** Start RECORDS **

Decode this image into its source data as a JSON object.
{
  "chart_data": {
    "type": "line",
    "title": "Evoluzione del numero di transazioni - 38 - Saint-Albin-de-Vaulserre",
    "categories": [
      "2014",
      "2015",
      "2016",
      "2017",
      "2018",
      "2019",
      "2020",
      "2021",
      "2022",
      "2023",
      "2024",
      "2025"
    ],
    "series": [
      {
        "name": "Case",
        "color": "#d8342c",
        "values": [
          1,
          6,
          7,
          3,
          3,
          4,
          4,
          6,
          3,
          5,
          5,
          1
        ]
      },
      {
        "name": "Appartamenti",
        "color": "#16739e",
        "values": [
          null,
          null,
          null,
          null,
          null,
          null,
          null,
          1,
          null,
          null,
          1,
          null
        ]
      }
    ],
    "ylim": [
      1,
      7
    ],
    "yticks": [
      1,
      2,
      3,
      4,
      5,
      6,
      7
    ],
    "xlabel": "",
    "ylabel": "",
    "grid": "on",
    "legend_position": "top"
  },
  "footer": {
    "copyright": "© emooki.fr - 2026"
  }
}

** End RECORDS **

■ GOAL
Extract all of the data above without altering anything.

■ PROBLEM SOLUTION
Decode this image into its source data as a JSON object.
{
  "chart_data": {
    "type": "line",
    "title": "Evoluzione del numero di transazioni - 38 - Saint-Albin-de-Vaulserre",
    "categories": [
      "2014",
      "2015",
      "2016",
      "2017",
      "2018",
      "2019",
      "2020",
      "2021",
      "2022",
      "2023",
      "2024",
      "2025"
    ],
    "series": [
      {
        "name": "Case",
        "color": "#d8342c",
        "values": [
          1,
          6,
          7,
          3,
          3,
          4,
          4,
          6,
          3,
          5,
          5,
          1
        ]
      },
      {
        "name": "Appartamenti",
        "color": "#16739e",
        "values": [
          null,
          null,
          null,
          null,
          null,
          null,
          null,
          1,
          null,
          null,
          1,
          null
        ]
      }
    ],
    "ylim": [
      1,
      7
    ],
    "yticks": [
      1,
      2,
      3,
      4,
      5,
      6,
      7
    ],
    "xlabel": "",
    "ylabel": "",
    "grid": "on",
    "legend_position": "top"
  },
  "footer": {
    "copyright": "© emooki.fr - 2026"
  }
}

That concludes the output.